(Dataset entries on figures)
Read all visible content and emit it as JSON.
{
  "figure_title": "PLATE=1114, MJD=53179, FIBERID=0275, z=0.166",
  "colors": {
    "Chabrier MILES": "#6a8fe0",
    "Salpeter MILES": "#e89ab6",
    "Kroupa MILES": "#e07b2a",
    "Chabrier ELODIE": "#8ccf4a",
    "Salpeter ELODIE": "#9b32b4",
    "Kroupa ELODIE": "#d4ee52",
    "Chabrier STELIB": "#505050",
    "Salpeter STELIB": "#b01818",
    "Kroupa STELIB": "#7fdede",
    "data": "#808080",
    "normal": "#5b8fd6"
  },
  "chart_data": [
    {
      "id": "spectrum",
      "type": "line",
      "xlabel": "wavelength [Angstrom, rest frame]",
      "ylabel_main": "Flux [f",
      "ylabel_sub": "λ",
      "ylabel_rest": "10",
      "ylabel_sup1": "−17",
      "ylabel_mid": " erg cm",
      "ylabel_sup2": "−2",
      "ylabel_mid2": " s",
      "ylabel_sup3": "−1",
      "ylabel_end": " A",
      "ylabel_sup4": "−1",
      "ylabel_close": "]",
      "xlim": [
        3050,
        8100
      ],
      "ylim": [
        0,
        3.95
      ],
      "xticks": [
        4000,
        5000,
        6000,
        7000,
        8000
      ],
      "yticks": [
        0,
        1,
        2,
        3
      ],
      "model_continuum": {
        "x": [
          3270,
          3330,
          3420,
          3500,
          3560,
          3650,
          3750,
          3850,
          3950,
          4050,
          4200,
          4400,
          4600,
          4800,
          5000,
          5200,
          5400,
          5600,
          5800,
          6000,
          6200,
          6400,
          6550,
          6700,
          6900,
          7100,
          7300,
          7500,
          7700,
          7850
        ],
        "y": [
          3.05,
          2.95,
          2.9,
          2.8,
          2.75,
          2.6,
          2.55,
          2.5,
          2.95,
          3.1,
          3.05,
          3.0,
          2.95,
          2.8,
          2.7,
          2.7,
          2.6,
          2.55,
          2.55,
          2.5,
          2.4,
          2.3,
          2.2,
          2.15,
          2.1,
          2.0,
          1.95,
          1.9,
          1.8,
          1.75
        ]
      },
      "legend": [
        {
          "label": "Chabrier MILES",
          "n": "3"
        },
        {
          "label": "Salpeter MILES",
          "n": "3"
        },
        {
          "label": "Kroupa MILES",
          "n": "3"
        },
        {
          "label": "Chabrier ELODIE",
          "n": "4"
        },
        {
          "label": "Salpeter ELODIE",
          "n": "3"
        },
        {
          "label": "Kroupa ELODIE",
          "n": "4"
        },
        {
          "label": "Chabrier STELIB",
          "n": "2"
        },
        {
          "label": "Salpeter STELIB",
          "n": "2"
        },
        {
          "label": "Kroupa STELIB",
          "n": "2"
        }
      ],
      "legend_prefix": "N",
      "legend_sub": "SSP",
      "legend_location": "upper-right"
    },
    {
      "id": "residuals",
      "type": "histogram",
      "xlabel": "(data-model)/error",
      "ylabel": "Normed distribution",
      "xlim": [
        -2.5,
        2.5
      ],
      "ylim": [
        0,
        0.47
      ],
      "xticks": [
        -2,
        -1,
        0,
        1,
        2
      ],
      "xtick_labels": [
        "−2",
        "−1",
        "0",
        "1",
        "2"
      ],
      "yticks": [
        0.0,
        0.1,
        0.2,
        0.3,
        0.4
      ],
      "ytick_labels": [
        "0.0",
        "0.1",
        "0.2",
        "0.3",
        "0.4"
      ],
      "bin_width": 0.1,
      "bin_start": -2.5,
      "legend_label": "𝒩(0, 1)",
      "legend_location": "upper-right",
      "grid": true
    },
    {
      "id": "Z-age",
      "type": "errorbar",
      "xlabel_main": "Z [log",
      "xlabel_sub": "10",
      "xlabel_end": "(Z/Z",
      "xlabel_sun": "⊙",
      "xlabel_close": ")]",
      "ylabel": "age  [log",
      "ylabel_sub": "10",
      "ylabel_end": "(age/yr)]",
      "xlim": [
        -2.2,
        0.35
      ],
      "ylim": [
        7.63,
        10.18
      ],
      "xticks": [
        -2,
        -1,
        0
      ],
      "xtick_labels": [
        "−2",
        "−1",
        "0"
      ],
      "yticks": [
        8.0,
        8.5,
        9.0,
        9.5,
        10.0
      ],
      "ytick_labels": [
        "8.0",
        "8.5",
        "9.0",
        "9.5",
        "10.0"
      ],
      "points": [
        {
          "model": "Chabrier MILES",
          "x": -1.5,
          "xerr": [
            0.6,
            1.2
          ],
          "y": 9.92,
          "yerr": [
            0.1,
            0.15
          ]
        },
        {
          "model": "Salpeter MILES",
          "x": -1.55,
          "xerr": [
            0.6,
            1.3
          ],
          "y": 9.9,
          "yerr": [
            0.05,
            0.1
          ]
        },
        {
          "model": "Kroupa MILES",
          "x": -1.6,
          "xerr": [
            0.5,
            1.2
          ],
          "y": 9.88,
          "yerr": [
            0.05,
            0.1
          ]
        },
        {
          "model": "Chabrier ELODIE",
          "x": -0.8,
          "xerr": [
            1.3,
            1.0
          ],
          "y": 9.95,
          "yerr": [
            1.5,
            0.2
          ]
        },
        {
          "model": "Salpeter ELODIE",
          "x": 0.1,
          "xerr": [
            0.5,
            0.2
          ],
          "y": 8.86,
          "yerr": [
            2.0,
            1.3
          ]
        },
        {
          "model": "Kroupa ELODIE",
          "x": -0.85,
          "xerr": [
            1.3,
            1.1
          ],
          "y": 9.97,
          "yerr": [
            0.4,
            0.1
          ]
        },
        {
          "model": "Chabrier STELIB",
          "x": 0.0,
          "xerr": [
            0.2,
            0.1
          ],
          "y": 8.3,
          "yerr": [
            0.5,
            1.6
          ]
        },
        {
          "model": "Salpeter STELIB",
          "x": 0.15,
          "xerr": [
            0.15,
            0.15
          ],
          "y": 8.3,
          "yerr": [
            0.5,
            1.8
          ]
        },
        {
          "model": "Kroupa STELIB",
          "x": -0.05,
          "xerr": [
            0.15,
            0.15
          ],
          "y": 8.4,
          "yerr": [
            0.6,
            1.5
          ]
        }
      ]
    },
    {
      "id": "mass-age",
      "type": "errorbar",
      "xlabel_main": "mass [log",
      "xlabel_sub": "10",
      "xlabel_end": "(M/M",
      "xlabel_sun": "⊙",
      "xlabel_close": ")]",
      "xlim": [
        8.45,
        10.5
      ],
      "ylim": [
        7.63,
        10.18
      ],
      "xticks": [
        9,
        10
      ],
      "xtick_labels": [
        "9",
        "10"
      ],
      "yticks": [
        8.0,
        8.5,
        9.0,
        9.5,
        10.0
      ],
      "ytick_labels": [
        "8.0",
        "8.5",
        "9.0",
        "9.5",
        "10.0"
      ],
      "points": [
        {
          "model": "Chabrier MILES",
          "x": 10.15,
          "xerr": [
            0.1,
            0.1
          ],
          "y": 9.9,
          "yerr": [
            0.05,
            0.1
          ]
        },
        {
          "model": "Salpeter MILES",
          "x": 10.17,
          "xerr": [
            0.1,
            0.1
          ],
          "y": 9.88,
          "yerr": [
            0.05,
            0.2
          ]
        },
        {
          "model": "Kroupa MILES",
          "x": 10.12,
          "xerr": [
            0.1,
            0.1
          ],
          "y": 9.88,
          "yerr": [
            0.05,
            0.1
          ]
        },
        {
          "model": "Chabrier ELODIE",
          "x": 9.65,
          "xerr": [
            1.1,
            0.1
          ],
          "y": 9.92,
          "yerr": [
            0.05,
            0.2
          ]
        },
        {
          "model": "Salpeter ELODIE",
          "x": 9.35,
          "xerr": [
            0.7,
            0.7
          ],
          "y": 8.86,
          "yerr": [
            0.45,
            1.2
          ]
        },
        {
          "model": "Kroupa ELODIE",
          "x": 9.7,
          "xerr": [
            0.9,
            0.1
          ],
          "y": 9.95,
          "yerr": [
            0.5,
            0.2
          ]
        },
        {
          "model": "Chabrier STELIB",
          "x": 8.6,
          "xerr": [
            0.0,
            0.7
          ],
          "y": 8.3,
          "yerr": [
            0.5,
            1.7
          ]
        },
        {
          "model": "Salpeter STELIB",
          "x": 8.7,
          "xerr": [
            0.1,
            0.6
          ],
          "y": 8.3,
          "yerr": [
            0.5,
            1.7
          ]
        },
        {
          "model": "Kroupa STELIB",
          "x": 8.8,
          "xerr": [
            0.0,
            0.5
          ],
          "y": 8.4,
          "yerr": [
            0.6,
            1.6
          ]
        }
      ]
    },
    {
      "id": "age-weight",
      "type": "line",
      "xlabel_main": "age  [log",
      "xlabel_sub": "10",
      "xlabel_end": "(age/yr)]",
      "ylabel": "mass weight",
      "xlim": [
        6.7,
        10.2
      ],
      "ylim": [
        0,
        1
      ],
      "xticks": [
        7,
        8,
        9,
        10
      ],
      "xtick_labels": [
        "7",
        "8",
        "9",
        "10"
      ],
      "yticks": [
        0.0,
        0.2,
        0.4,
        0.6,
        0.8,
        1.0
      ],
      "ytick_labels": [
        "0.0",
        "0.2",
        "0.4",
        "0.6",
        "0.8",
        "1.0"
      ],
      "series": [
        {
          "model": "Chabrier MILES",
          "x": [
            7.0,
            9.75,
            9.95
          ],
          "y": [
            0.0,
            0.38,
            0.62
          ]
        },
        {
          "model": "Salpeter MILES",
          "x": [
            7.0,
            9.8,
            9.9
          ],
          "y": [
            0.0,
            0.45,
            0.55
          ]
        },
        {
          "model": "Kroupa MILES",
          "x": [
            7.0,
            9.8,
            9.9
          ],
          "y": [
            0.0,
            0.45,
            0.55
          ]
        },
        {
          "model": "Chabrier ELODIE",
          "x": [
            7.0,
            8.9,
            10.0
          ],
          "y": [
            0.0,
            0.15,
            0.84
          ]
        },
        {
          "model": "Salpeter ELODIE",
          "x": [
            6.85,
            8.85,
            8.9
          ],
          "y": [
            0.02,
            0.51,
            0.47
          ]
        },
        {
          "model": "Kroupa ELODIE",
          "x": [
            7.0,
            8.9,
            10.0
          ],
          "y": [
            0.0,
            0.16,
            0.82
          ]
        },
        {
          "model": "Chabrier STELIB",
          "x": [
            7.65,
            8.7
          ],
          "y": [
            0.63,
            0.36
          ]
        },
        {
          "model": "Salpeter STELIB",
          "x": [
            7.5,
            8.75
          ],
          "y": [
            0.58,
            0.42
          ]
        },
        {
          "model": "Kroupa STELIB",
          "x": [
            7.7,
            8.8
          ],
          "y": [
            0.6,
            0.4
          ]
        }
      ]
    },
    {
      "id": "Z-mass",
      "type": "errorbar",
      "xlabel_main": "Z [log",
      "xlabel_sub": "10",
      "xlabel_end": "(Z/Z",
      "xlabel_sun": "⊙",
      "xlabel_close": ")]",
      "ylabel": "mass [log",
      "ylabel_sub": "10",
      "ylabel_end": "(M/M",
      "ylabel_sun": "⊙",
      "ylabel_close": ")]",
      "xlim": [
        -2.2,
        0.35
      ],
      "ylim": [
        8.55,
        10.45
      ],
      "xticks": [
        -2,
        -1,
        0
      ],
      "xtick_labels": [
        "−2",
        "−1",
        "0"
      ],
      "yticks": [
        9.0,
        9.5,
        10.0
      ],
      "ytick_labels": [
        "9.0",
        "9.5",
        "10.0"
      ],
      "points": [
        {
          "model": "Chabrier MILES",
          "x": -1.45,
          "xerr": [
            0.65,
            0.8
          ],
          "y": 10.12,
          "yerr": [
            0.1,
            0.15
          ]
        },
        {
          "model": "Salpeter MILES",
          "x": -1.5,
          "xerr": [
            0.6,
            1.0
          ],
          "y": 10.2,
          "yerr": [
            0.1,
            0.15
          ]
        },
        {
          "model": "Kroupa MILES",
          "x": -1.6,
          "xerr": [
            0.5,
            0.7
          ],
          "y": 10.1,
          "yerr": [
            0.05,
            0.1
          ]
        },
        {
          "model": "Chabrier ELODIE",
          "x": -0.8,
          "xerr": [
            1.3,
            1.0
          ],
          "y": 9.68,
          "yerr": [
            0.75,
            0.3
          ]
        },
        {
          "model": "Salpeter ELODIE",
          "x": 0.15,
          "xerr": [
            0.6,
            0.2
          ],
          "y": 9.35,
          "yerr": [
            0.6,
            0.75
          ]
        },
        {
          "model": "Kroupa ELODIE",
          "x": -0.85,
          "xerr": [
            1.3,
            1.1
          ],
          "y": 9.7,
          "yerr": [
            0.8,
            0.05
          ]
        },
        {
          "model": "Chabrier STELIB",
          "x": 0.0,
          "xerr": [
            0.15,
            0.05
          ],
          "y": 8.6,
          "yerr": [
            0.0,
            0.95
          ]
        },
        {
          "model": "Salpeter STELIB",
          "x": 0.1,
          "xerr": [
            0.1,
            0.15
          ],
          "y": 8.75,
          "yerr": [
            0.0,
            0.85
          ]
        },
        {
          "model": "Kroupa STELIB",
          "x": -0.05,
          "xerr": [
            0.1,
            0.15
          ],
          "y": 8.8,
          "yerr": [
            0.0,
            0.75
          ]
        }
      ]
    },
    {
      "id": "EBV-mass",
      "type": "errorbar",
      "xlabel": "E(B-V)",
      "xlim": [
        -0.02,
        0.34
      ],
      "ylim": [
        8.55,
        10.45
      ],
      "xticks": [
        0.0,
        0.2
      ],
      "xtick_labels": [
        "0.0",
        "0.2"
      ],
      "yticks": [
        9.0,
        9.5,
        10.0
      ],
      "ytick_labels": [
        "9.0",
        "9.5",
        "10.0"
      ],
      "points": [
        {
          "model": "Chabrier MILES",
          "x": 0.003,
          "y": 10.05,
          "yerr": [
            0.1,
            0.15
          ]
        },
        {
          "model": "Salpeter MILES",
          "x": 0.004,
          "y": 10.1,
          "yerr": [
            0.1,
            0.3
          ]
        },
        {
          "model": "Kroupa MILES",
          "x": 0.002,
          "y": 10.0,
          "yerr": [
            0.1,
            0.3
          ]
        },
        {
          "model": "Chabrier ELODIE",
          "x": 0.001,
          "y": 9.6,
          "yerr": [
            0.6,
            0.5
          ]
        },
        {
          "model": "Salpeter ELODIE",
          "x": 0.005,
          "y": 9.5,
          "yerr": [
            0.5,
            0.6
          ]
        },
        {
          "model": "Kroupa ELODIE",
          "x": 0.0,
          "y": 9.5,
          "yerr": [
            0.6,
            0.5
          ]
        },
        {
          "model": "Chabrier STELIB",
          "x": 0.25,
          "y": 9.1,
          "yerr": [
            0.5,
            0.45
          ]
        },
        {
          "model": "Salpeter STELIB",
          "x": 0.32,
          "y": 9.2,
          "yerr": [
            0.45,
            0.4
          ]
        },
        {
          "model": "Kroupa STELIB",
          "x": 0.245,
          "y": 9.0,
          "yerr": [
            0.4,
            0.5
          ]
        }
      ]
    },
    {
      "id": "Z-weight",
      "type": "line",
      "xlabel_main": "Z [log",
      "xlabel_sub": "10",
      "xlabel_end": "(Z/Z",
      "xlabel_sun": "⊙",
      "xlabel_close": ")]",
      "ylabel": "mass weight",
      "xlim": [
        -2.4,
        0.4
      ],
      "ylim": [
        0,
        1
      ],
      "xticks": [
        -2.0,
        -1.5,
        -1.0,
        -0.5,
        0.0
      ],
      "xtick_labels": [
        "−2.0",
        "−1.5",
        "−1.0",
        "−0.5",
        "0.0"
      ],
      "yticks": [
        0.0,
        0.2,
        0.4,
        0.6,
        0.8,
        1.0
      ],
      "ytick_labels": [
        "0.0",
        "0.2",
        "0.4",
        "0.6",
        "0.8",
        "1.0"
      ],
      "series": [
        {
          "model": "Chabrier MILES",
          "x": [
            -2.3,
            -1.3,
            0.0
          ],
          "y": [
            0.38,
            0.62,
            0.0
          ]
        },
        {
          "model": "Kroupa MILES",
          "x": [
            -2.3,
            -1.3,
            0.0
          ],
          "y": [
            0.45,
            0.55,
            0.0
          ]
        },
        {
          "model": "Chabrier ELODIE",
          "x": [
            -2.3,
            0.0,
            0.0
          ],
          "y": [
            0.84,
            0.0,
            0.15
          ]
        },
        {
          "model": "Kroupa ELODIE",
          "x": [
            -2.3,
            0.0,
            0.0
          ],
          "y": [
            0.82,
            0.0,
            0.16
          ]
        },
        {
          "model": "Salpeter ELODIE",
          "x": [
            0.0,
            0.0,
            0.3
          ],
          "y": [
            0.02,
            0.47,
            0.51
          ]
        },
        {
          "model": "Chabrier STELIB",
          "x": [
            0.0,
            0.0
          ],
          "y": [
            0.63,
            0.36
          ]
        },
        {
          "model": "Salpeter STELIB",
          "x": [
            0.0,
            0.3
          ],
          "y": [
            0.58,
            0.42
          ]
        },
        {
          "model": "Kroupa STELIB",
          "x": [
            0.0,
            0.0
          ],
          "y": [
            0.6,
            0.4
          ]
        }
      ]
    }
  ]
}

» DESCRIPTION OF THE TASK
Scan the records above and report how many lines include the word "mass", without any other text.

» OUTPUT OF THE TASK
7